-- DIRECTIONS FOR THIS TASK --
What follows is a set of records; restate each one word for word and drop the pictures.

-- SOURCE DATA --

----

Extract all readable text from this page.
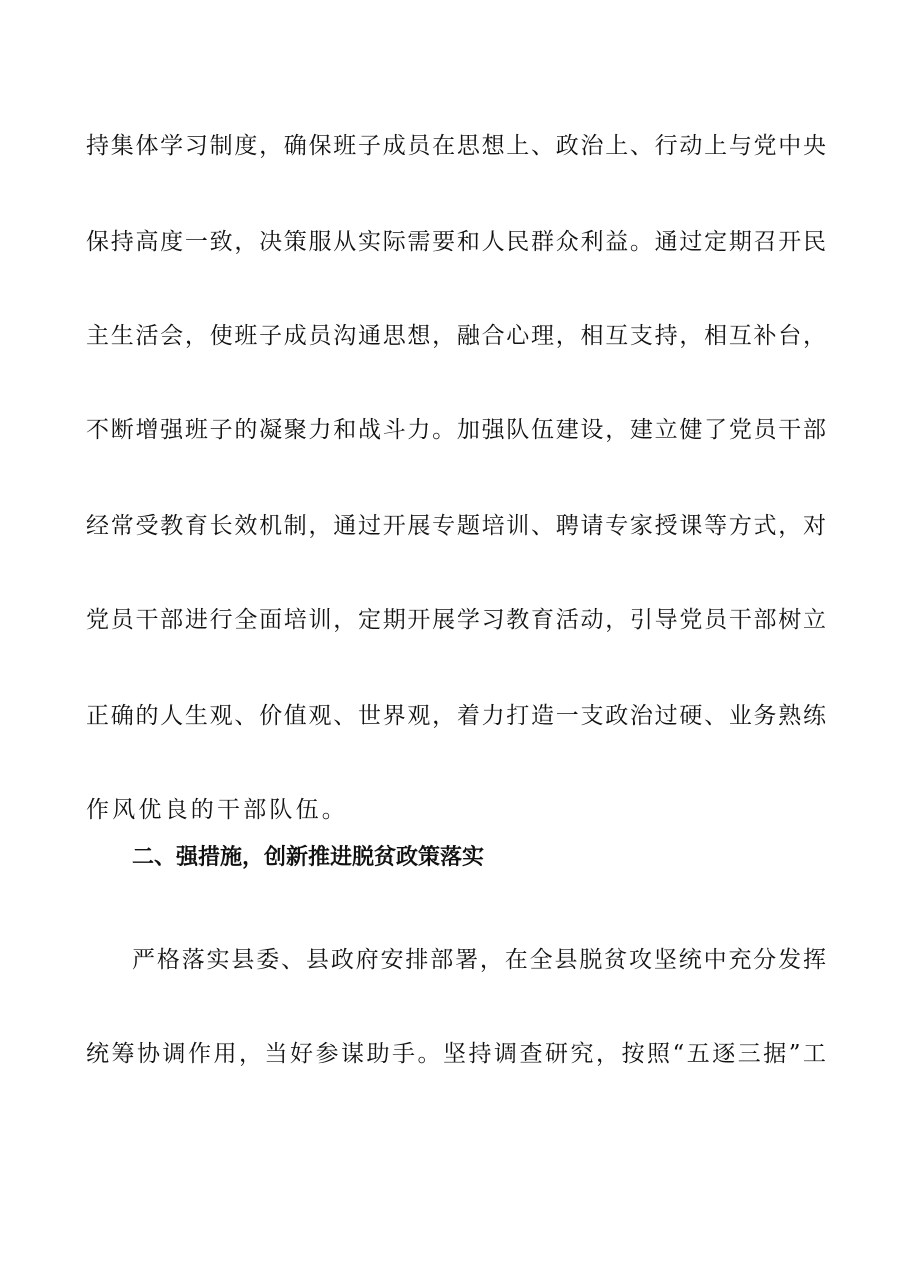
持集体学习制度，确保班子成员在思想上、政治上、行动上与党中央
保持高度一致，决策服从实际需要和人民群众利益。通过定期召开民
主生活会，使班子成员沟通思想，融合心理，相互支持，相互补台，
不断增强班子的凝聚力和战斗力。加强队伍建设，建立健了党员干部
经常受教育长效机制，通过开展专题培训、聘请专家授课等方式，对
党员干部进行全面培训，定期开展学习教育活动，引导党员干部树立
正确的人生观、价值观、世界观，着力打造一支政治过硬、业务熟练
作风优良的干部队伍。
二、强措施，创新推进脱贫政策落实
严格落实县委、县政府安排部署，在全县脱贫攻坚统中充分发挥
统筹协调作用，当好参谋助手。坚持调查研究，按照“五逐三据”工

----

-- FINISHED EXERCISE --
Extract all readable text from this page.
持集体学习制度，确保班子成员在思想上、政治上、行动上与党中央
保持高度一致，决策服从实际需要和人民群众利益。通过定期召开民
主生活会，使班子成员沟通思想，融合心理，相互支持，相互补台，
不断增强班子的凝聚力和战斗力。加强队伍建设，建立健了党员干部
经常受教育长效机制，通过开展专题培训、聘请专家授课等方式，对
党员干部进行全面培训，定期开展学习教育活动，引导党员干部树立
正确的人生观、价值观、世界观，着力打造一支政治过硬、业务熟练
作风优良的干部队伍。
二、强措施，创新推进脱贫政策落实
严格落实县委、县政府安排部署，在全县脱贫攻坚统中充分发挥
统筹协调作用，当好参谋助手。坚持调查研究，按照“五逐三据”工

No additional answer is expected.